Goal.
Pick out every line that holds the string "Sonnenschein" and copy it.

[Rows from a figure dataset]

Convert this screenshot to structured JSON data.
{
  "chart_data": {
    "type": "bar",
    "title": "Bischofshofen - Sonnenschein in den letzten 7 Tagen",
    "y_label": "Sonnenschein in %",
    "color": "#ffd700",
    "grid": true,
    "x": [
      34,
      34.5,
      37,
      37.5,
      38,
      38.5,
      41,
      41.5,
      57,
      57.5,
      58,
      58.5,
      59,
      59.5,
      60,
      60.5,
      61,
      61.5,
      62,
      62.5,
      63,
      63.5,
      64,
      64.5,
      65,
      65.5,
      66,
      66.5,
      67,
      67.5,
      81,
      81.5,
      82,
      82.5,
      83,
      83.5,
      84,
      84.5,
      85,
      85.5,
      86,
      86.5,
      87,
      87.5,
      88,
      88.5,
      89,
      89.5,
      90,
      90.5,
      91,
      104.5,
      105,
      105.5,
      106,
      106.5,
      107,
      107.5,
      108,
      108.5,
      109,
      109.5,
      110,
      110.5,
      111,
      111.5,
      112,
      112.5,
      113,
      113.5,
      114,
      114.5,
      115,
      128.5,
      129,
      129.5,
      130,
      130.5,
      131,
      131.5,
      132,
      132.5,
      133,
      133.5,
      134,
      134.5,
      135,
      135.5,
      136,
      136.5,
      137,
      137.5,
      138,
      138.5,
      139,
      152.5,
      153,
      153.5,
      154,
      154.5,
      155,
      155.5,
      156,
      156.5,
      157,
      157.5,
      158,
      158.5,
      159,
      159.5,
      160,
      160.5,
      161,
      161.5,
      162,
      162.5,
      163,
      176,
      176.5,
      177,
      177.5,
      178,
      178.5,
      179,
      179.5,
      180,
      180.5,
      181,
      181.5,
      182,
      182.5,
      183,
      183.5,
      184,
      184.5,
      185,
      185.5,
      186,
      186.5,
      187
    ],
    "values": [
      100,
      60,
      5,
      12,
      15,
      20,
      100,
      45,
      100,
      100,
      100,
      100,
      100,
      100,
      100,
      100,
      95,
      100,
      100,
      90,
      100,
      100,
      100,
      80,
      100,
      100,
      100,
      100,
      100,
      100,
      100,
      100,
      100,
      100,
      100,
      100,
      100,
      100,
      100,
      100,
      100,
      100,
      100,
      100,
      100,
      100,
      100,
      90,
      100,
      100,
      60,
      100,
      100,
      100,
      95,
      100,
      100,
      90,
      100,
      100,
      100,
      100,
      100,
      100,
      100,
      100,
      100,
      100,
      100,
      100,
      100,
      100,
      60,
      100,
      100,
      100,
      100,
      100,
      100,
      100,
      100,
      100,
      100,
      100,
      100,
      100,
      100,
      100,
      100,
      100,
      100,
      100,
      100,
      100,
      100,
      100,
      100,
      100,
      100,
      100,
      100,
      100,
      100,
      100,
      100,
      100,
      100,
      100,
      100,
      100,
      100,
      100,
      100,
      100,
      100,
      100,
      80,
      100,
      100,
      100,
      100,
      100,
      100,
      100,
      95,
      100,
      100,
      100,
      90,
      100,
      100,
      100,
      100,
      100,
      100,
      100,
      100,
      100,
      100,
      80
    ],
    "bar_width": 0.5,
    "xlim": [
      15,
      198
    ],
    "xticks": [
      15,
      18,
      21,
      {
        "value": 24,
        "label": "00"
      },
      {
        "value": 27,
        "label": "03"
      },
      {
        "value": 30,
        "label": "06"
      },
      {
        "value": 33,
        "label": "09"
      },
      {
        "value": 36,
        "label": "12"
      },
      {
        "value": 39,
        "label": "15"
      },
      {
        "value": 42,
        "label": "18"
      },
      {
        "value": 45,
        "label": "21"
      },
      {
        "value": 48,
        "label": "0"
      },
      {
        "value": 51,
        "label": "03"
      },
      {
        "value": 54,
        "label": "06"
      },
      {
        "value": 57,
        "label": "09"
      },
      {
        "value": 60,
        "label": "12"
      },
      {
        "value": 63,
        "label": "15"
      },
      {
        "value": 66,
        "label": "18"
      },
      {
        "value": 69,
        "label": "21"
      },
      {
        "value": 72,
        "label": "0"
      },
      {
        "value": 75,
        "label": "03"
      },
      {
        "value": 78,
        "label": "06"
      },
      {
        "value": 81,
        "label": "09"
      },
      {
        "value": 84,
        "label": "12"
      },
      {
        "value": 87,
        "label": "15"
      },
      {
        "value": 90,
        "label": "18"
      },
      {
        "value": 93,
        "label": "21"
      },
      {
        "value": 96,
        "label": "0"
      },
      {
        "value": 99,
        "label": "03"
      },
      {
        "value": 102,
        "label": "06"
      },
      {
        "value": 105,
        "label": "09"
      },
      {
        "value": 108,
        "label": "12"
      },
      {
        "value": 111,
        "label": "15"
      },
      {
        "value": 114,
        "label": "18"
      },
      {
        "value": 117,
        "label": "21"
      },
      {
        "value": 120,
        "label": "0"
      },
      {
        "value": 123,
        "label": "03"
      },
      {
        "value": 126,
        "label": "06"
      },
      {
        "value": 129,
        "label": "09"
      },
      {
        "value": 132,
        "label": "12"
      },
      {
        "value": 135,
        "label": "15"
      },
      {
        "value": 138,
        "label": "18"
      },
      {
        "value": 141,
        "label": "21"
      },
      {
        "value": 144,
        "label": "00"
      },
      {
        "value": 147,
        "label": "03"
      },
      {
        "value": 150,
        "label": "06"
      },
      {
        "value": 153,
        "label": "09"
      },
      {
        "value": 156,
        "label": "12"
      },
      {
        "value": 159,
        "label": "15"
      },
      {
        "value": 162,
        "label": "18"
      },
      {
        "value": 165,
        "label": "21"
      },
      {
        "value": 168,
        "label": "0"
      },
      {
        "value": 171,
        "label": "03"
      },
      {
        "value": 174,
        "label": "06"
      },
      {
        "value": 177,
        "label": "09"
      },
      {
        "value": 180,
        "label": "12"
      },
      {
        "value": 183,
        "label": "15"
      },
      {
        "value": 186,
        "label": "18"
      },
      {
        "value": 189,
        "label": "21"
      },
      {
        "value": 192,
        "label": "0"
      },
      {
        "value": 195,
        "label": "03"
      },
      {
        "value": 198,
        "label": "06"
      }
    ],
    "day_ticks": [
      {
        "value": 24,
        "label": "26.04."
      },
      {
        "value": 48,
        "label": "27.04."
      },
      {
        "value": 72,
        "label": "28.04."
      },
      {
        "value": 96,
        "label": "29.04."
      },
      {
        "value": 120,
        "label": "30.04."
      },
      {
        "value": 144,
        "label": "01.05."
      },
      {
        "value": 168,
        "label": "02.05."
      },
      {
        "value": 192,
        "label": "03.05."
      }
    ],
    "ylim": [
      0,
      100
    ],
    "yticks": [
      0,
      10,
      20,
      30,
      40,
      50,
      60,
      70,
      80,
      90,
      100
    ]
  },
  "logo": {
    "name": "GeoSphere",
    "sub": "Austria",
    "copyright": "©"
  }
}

Answer below.
    "title": "Bischofshofen - Sonnenschein in den letzten 7 Tagen",
    "y_label": "Sonnenschein in %",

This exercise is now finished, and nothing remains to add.